Data entries:

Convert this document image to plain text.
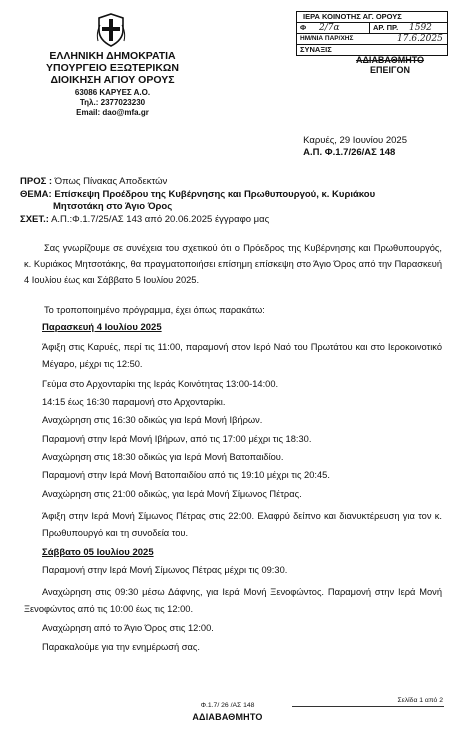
ΕΛΛΗΝΙΚΗ ΔΗΜΟΚΡΑΤΙΑ
ΥΠΟΥΡΓΕΙΟ ΕΞΩΤΕΡΙΚΩΝ
ΔΙΟΙΚΗΣΗ ΑΓΙΟΥ ΟΡΟΥΣ
63086 ΚΑΡΥΕΣ Α.Ο.
Τηλ.: 2377023230
Email: dao@mfa.gr
ΙΕΡΑ ΚΟΙΝΟΤΗΣ ΑΓ. ΟΡΟΥΣ
Φ 2/7α	ΑΡ. ΠΡ. 1592
ΗΜ/ΝΙΑ ΠΑΡ/ΧΗΣ	17.6.2025
ΣΥΝΑΞΙΣ
ΑΔΙΑΒΑΘΜΗΤΟ
ΕΠΕΙΓΟΝ
Καρυές, 29 Ιουνίου 2025
Α.Π. Φ.1.7/26/ΑΣ 148
ΠΡΟΣ : Όπως Πίνακας Αποδεκτών
ΘΕΜΑ: Επίσκεψη Προέδρου της Κυβέρνησης και Πρωθυπουργού, κ. Κυριάκου
Μητσοτάκη στο Άγιο Όρος
ΣΧΕΤ.: Α.Π.:Φ.1.7/25/ΑΣ 143 από 20.06.2025 έγγραφο μας
Σας γνωρίζουμε σε συνέχεια του σχετικού ότι ο Πρόεδρος της Κυβέρνησης και Πρωθυπουργός, κ. Κυριάκος Μητσοτάκης, θα πραγματοποιήσει επίσημη επίσκεψη στο Άγιο Όρος από την Παρασκευή 4 Ιουλίου έως και Σάββατο 5 Ιουλίου 2025.
Το τροποποιημένο πρόγραμμα, έχει όπως παρακάτω:
Παρασκευή 4 Ιουλίου 2025
Άφιξη στις Καρυές, περί τις 11:00, παραμονή στον Ιερό Ναό του Πρωτάτου και στο Ιεροκοινοτικό Μέγαρο, μέχρι τις 12:50.
Γεύμα στο Αρχονταρίκι της Ιεράς Κοινότητας 13:00-14:00.
14:15 έως 16:30 παραμονή στο Αρχονταρίκι.
Αναχώρηση στις 16:30 οδικώς για Ιερά Μονή Ιβήρων.
Παραμονή στην Ιερά Μονή Ιβήρων, από τις 17:00 μέχρι τις 18:30.
Αναχώρηση στις 18:30 οδικώς για Ιερά Μονή Βατοπαιδίου.
Παραμονή στην Ιερά Μονή Βατοπαιδίου από τις 19:10 μέχρι τις 20:45.
Αναχώρηση στις 21:00 οδικώς, για Ιερά Μονή Σίμωνος Πέτρας.
Άφιξη στην Ιερά Μονή Σίμωνος Πέτρας στις 22:00. Ελαφρύ δείπνο και διανυκτέρευση για τον κ. Πρωθυπουργό και τη συνοδεία του.
Σάββατο 05 Ιουλίου 2025
Παραμονή στην Ιερά Μονή Σίμωνος Πέτρας μέχρι τις 09:30.
Αναχώρηση στις 09:30 μέσω Δάφνης, για Ιερά Μονή Ξενοφώντος. Παραμονή στην Ιερά Μονή Ξενοφώντος από τις 10:00 έως τις 12:00.
Αναχώρηση από το Άγιο Όρος στις 12:00.
Παρακαλούμε για την ενημέρωσή σας.
Σελίδα 1 από 2
Φ.1.7/ 26 /ΑΣ 148
ΑΔΙΑΒΑΘΜΗΤΟ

WHAT THIS TASK INVOLVES >>
Your task is to repeat the data above exactly while excluding the pictures.

SOLUTION FOR THIS EXERCISE >>
Convert this document image to plain text.
ΕΛΛΗΝΙΚΗ ΔΗΜΟΚΡΑΤΙΑ
ΥΠΟΥΡΓΕΙΟ ΕΞΩΤΕΡΙΚΩΝ
ΔΙΟΙΚΗΣΗ ΑΓΙΟΥ ΟΡΟΥΣ
63086 ΚΑΡΥΕΣ Α.Ο.
Τηλ.: 2377023230
Email: dao@mfa.gr
ΙΕΡΑ ΚΟΙΝΟΤΗΣ ΑΓ. ΟΡΟΥΣ
Φ 2/7α	ΑΡ. ΠΡ. 1592
ΗΜ/ΝΙΑ ΠΑΡ/ΧΗΣ	17.6.2025
ΣΥΝΑΞΙΣ
ΑΔΙΑΒΑΘΜΗΤΟ
ΕΠΕΙΓΟΝ
Καρυές, 29 Ιουνίου 2025
Α.Π. Φ.1.7/26/ΑΣ 148
ΠΡΟΣ : Όπως Πίνακας Αποδεκτών
ΘΕΜΑ: Επίσκεψη Προέδρου της Κυβέρνησης και Πρωθυπουργού, κ. Κυριάκου
Μητσοτάκη στο Άγιο Όρος
ΣΧΕΤ.: Α.Π.:Φ.1.7/25/ΑΣ 143 από 20.06.2025 έγγραφο μας
Σας γνωρίζουμε σε συνέχεια του σχετικού ότι ο Πρόεδρος της Κυβέρνησης και Πρωθυπουργός, κ. Κυριάκος Μητσοτάκης, θα πραγματοποιήσει επίσημη επίσκεψη στο Άγιο Όρος από την Παρασκευή 4 Ιουλίου έως και Σάββατο 5 Ιουλίου 2025.
Το τροποποιημένο πρόγραμμα, έχει όπως παρακάτω:
Παρασκευή 4 Ιουλίου 2025
Άφιξη στις Καρυές, περί τις 11:00, παραμονή στον Ιερό Ναό του Πρωτάτου και στο Ιεροκοινοτικό Μέγαρο, μέχρι τις 12:50.
Γεύμα στο Αρχονταρίκι της Ιεράς Κοινότητας 13:00-14:00.
14:15 έως 16:30 παραμονή στο Αρχονταρίκι.
Αναχώρηση στις 16:30 οδικώς για Ιερά Μονή Ιβήρων.
Παραμονή στην Ιερά Μονή Ιβήρων, από τις 17:00 μέχρι τις 18:30.
Αναχώρηση στις 18:30 οδικώς για Ιερά Μονή Βατοπαιδίου.
Παραμονή στην Ιερά Μονή Βατοπαιδίου από τις 19:10 μέχρι τις 20:45.
Αναχώρηση στις 21:00 οδικώς, για Ιερά Μονή Σίμωνος Πέτρας.
Άφιξη στην Ιερά Μονή Σίμωνος Πέτρας στις 22:00. Ελαφρύ δείπνο και διανυκτέρευση για τον κ. Πρωθυπουργό και τη συνοδεία του.
Σάββατο 05 Ιουλίου 2025
Παραμονή στην Ιερά Μονή Σίμωνος Πέτρας μέχρι τις 09:30.
Αναχώρηση στις 09:30 μέσω Δάφνης, για Ιερά Μονή Ξενοφώντος. Παραμονή στην Ιερά Μονή Ξενοφώντος από τις 10:00 έως τις 12:00.
Αναχώρηση από το Άγιο Όρος στις 12:00.
Παρακαλούμε για την ενημέρωσή σας.
Σελίδα 1 από 2
Φ.1.7/ 26 /ΑΣ 148
ΑΔΙΑΒΑΘΜΗΤΟ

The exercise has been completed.